## Given problem
Copy out every line of the records below verbatim, omitting the pictures.

## Material
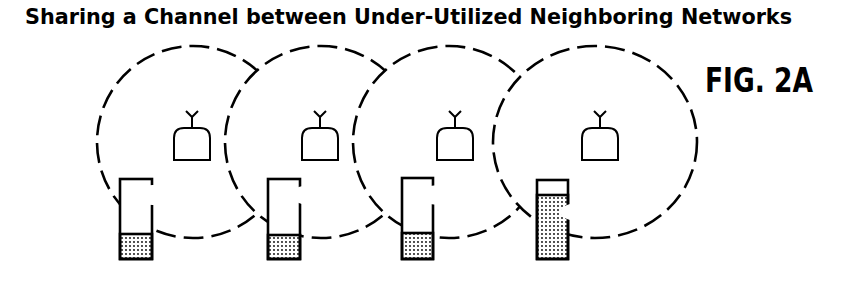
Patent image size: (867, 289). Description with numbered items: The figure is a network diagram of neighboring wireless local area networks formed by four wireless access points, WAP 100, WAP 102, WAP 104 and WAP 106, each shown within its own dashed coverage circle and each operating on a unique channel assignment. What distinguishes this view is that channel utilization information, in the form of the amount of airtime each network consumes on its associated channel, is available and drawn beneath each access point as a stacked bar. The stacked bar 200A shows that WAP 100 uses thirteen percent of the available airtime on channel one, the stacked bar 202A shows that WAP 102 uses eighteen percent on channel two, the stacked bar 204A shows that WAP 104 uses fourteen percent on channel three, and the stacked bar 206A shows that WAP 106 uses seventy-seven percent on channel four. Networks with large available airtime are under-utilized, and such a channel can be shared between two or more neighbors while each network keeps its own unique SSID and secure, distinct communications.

The WAP 100 is at (202, 127).
The WAP 102 is at (330, 127).
The WAP 104 is at (462, 127).
The WAP 106 is at (602, 127).
The stacked bar 200A is at (120, 234).
The stacked bar 202A is at (268, 228).
The stacked bar 204A is at (402, 230).
The stacked bar 206A is at (537, 233).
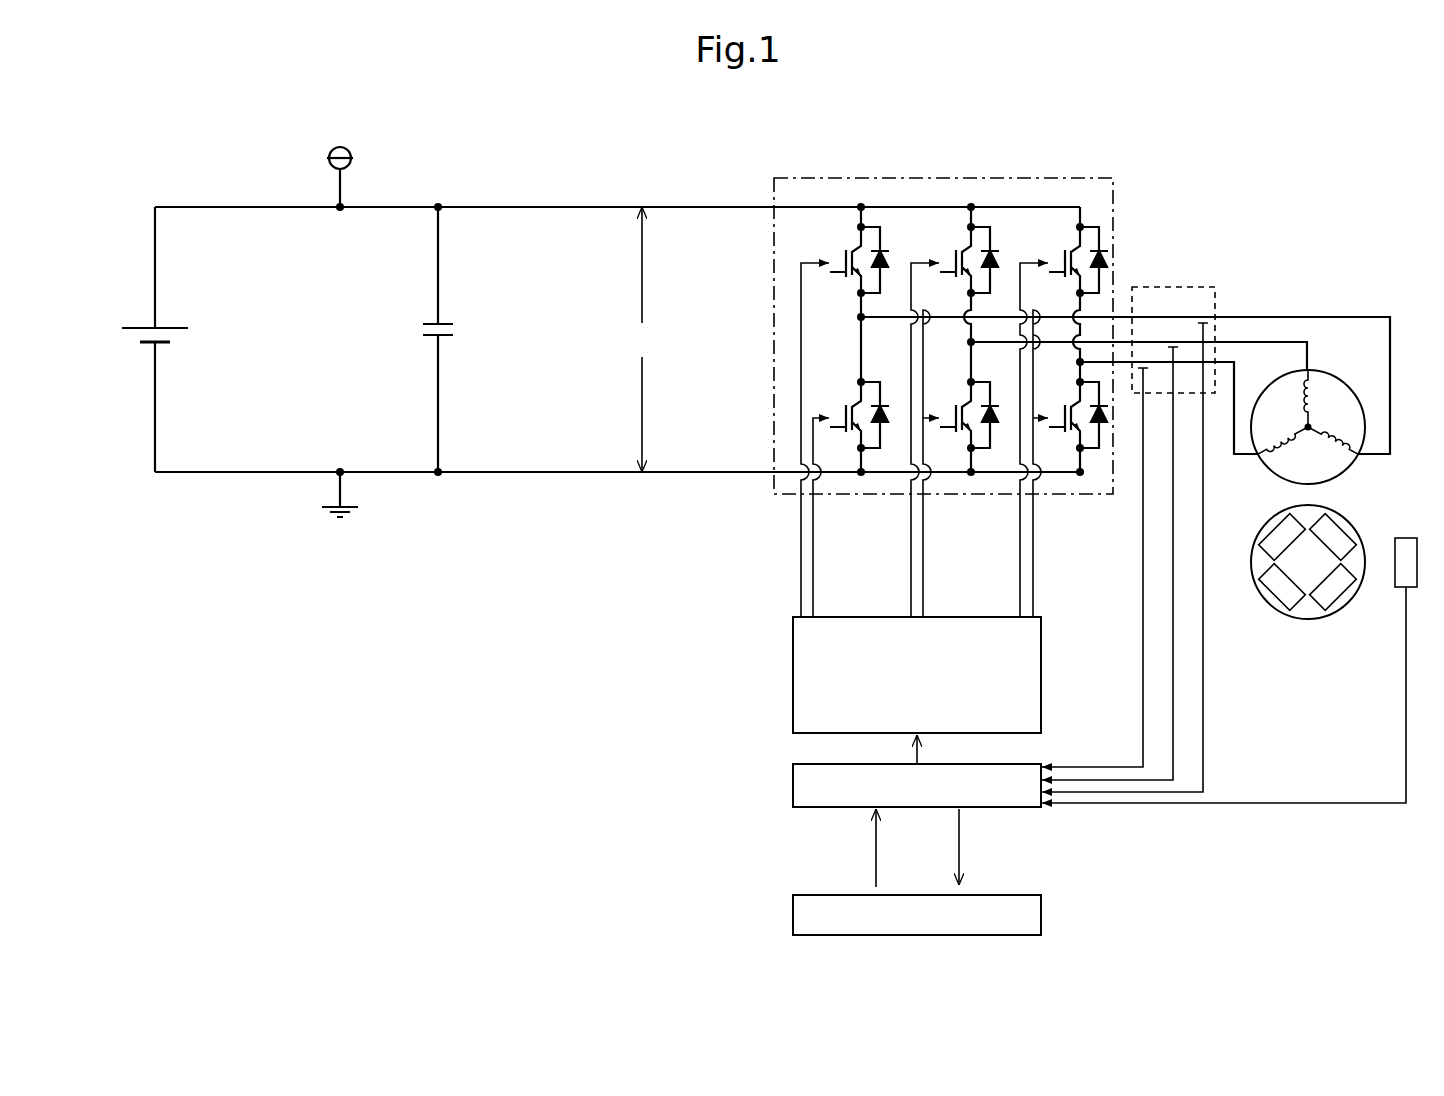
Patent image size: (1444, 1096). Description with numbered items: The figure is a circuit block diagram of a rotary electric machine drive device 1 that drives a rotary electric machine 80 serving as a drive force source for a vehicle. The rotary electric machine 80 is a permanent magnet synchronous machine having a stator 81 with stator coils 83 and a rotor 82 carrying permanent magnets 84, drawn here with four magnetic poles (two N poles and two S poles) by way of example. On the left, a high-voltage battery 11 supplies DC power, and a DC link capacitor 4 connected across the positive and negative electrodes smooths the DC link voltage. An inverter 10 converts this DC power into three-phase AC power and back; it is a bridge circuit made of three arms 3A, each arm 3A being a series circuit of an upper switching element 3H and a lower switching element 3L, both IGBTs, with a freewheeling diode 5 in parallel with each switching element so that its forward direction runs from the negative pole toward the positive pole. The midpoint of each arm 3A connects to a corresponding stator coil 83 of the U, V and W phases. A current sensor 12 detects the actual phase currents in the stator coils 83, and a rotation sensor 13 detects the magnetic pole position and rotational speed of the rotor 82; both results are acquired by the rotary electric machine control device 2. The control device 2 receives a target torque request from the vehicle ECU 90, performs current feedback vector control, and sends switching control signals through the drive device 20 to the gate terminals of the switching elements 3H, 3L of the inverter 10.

The rotary electric machine drive device 1 is at (530, 143).
The rotary electric machine control device 2 is at (1010, 808).
The arm 3A is at (825, 195).
The upper switching element 3H is at (762, 340).
The lower switching element 3L is at (831, 389).
The DC link capacitor 4 is at (423, 331).
The freewheeling diode 5 is at (887, 244).
The inverter 10 is at (1113, 186).
The high-voltage battery 11 is at (134, 358).
The current sensor 12 is at (1160, 285).
The rotation sensor 13 is at (1407, 538).
The drive device 20 is at (1041, 637).
The rotary electric machine 80 is at (1379, 293).
The stator 81 is at (1336, 478).
The rotor 82 is at (1262, 600).
The stator coil 83 is at (1297, 460).
The permanent magnet 84 is at (1321, 606).
The vehicle ECU 90 is at (793, 895).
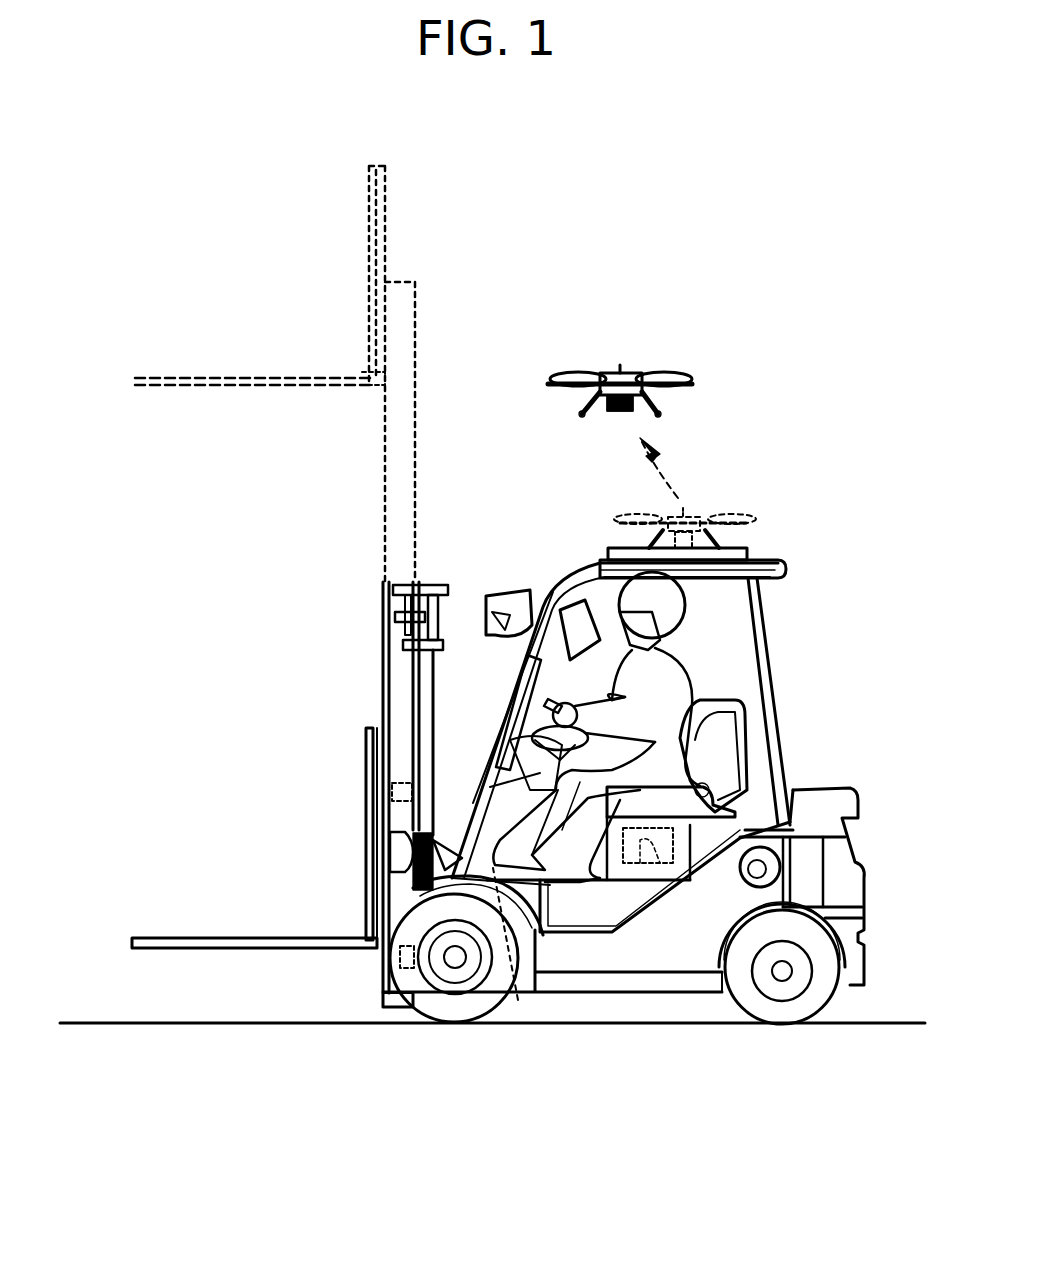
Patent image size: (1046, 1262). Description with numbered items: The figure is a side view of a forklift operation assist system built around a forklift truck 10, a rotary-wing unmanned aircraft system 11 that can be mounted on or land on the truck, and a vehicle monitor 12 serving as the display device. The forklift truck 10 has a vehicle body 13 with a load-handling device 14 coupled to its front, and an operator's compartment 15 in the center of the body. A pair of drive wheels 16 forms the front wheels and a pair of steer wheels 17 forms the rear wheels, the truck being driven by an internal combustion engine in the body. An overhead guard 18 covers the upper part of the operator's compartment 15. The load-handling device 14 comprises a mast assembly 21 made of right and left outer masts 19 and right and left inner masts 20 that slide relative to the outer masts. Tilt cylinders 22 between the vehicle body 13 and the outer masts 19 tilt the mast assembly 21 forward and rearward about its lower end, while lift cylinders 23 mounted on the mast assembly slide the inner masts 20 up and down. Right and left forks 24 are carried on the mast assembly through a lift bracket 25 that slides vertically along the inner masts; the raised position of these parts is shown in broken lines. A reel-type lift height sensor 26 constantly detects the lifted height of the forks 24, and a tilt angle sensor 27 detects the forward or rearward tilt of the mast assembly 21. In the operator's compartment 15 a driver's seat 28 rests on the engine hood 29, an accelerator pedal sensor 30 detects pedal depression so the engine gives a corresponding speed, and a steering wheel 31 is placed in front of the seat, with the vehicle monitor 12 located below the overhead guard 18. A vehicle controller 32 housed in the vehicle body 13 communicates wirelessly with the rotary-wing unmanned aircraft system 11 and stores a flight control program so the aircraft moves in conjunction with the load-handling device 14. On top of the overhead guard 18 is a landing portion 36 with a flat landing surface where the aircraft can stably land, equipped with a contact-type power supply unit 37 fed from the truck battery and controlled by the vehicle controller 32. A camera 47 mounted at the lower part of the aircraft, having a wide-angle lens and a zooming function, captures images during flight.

The forklift truck 10 is at (815, 650).
The rotary-wing unmanned aircraft system 11 is at (648, 365).
The vehicle monitor 12 is at (572, 608).
The vehicle body 13 is at (600, 993).
The load-handling device 14 is at (218, 752).
The operator's compartment 15 is at (735, 648).
The drive wheels 16 is at (415, 1026).
The steer wheels 17 is at (805, 1025).
The overhead guard 18 is at (775, 563).
The outer masts 19 is at (395, 683).
The inner masts 20 is at (385, 492).
The mast assembly 21 is at (382, 650).
The tilt cylinders 22 is at (430, 840).
The lift cylinders 23 is at (432, 690).
The forks 24 is at (188, 948).
The lift bracket 25 is at (365, 757).
The lift height sensor 26 is at (375, 792).
The tilt angle sensor 27 is at (380, 962).
The driver's seat 28 is at (740, 752).
The engine hood 29 is at (730, 812).
The accelerator pedal sensor 30 is at (518, 1000).
The steering wheel 31 is at (542, 705).
The vehicle controller 32 is at (652, 895).
The landing portion 36 is at (610, 548).
The power supply unit 37 is at (705, 558).
The camera 47 is at (600, 412).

## Answer to the exercise
Patent image size: (867, 289). Description with numbered items: The figure is a network diagram of neighboring wireless local area networks formed by four wireless access points, WAP 100, WAP 102, WAP 104 and WAP 106, each shown within its own dashed coverage circle and each operating on a unique channel assignment. What distinguishes this view is that channel utilization information, in the form of the amount of airtime each network consumes on its associated channel, is available and drawn beneath each access point as a stacked bar. The stacked bar 200A shows that WAP 100 uses thirteen percent of the available airtime on channel one, the stacked bar 202A shows that WAP 102 uses eighteen percent on channel two, the stacked bar 204A shows that WAP 104 uses fourteen percent on channel three, and the stacked bar 206A shows that WAP 106 uses seventy-seven percent on channel four. Networks with large available airtime are under-utilized, and such a channel can be shared between two or more neighbors while each network keeps its own unique SSID and secure, distinct communications.

The WAP 100 is at (202, 127).
The WAP 102 is at (330, 127).
The WAP 104 is at (462, 127).
The WAP 106 is at (602, 127).
The stacked bar 200A is at (120, 234).
The stacked bar 202A is at (268, 228).
The stacked bar 204A is at (402, 230).
The stacked bar 206A is at (537, 233).
Patent image size: (1444, 1096). Description with numbered items: The figure is a circuit block diagram of a rotary electric machine drive device 1 that drives a rotary electric machine 80 serving as a drive force source for a vehicle. The rotary electric machine 80 is a permanent magnet synchronous machine having a stator 81 with stator coils 83 and a rotor 82 carrying permanent magnets 84, drawn here with four magnetic poles (two N poles and two S poles) by way of example. On the left, a high-voltage battery 11 supplies DC power, and a DC link capacitor 4 connected across the positive and negative electrodes smooths the DC link voltage. An inverter 10 converts this DC power into three-phase AC power and back; it is a bridge circuit made of three arms 3A, each arm 3A being a series circuit of an upper switching element 3H and a lower switching element 3L, both IGBTs, with a freewheeling diode 5 in parallel with each switching element so that its forward direction runs from the negative pole toward the positive pole. The midpoint of each arm 3A connects to a corresponding stator coil 83 of the U, V and W phases. A current sensor 12 detects the actual phase currents in the stator coils 83, and a rotation sensor 13 detects the magnetic pole position and rotational speed of the rotor 82; both results are acquired by the rotary electric machine control device 2. The control device 2 receives a target torque request from the vehicle ECU 90, performs current feedback vector control, and sends switching control signals through the drive device 20 to the gate terminals of the switching elements 3H, 3L of the inverter 10.

The rotary electric machine drive device 1 is at (530, 143).
The rotary electric machine control device 2 is at (1010, 808).
The arm 3A is at (825, 195).
The upper switching element 3H is at (762, 340).
The lower switching element 3L is at (831, 389).
The DC link capacitor 4 is at (423, 331).
The freewheeling diode 5 is at (887, 244).
The inverter 10 is at (1113, 186).
The high-voltage battery 11 is at (134, 358).
The current sensor 12 is at (1160, 285).
The rotation sensor 13 is at (1407, 538).
The drive device 20 is at (1041, 637).
The rotary electric machine 80 is at (1379, 293).
The stator 81 is at (1336, 478).
The rotor 82 is at (1262, 600).
The stator coil 83 is at (1297, 460).
The permanent magnet 84 is at (1321, 606).
The vehicle ECU 90 is at (793, 895).
Patent image size: (1046, 1262). Description with numbered items: The figure is a side view of a forklift operation assist system built around a forklift truck 10, a rotary-wing unmanned aircraft system 11 that can be mounted on or land on the truck, and a vehicle monitor 12 serving as the display device. The forklift truck 10 has a vehicle body 13 with a load-handling device 14 coupled to its front, and an operator's compartment 15 in the center of the body. A pair of drive wheels 16 forms the front wheels and a pair of steer wheels 17 forms the rear wheels, the truck being driven by an internal combustion engine in the body. An overhead guard 18 covers the upper part of the operator's compartment 15. The load-handling device 14 comprises a mast assembly 21 made of right and left outer masts 19 and right and left inner masts 20 that slide relative to the outer masts. Tilt cylinders 22 between the vehicle body 13 and the outer masts 19 tilt the mast assembly 21 forward and rearward about its lower end, while lift cylinders 23 mounted on the mast assembly slide the inner masts 20 up and down. Right and left forks 24 are carried on the mast assembly through a lift bracket 25 that slides vertically along the inner masts; the raised position of these parts is shown in broken lines. A reel-type lift height sensor 26 constantly detects the lifted height of the forks 24, and a tilt angle sensor 27 detects the forward or rearward tilt of the mast assembly 21. In the operator's compartment 15 a driver's seat 28 rests on the engine hood 29, an accelerator pedal sensor 30 detects pedal depression so the engine gives a corresponding speed, and a steering wheel 31 is placed in front of the seat, with the vehicle monitor 12 located below the overhead guard 18. A vehicle controller 32 housed in the vehicle body 13 communicates wirelessly with the rotary-wing unmanned aircraft system 11 and stores a flight control program so the aircraft moves in conjunction with the load-handling device 14. On top of the overhead guard 18 is a landing portion 36 with a flat landing surface where the aircraft can stably land, equipped with a contact-type power supply unit 37 fed from the truck battery and controlled by the vehicle controller 32. A camera 47 mounted at the lower part of the aircraft, having a wide-angle lens and a zooming function, captures images during flight.

The forklift truck 10 is at (815, 650).
The rotary-wing unmanned aircraft system 11 is at (648, 365).
The vehicle monitor 12 is at (572, 608).
The vehicle body 13 is at (600, 993).
The load-handling device 14 is at (218, 752).
The operator's compartment 15 is at (735, 648).
The drive wheels 16 is at (415, 1026).
The steer wheels 17 is at (805, 1025).
The overhead guard 18 is at (775, 563).
The outer masts 19 is at (395, 683).
The inner masts 20 is at (385, 492).
The mast assembly 21 is at (382, 650).
The tilt cylinders 22 is at (430, 840).
The lift cylinders 23 is at (432, 690).
The forks 24 is at (188, 948).
The lift bracket 25 is at (365, 757).
The lift height sensor 26 is at (375, 792).
The tilt angle sensor 27 is at (380, 962).
The driver's seat 28 is at (740, 752).
The engine hood 29 is at (730, 812).
The accelerator pedal sensor 30 is at (518, 1000).
The steering wheel 31 is at (542, 705).
The vehicle controller 32 is at (652, 895).
The landing portion 36 is at (610, 548).
The power supply unit 37 is at (705, 558).
The camera 47 is at (600, 412).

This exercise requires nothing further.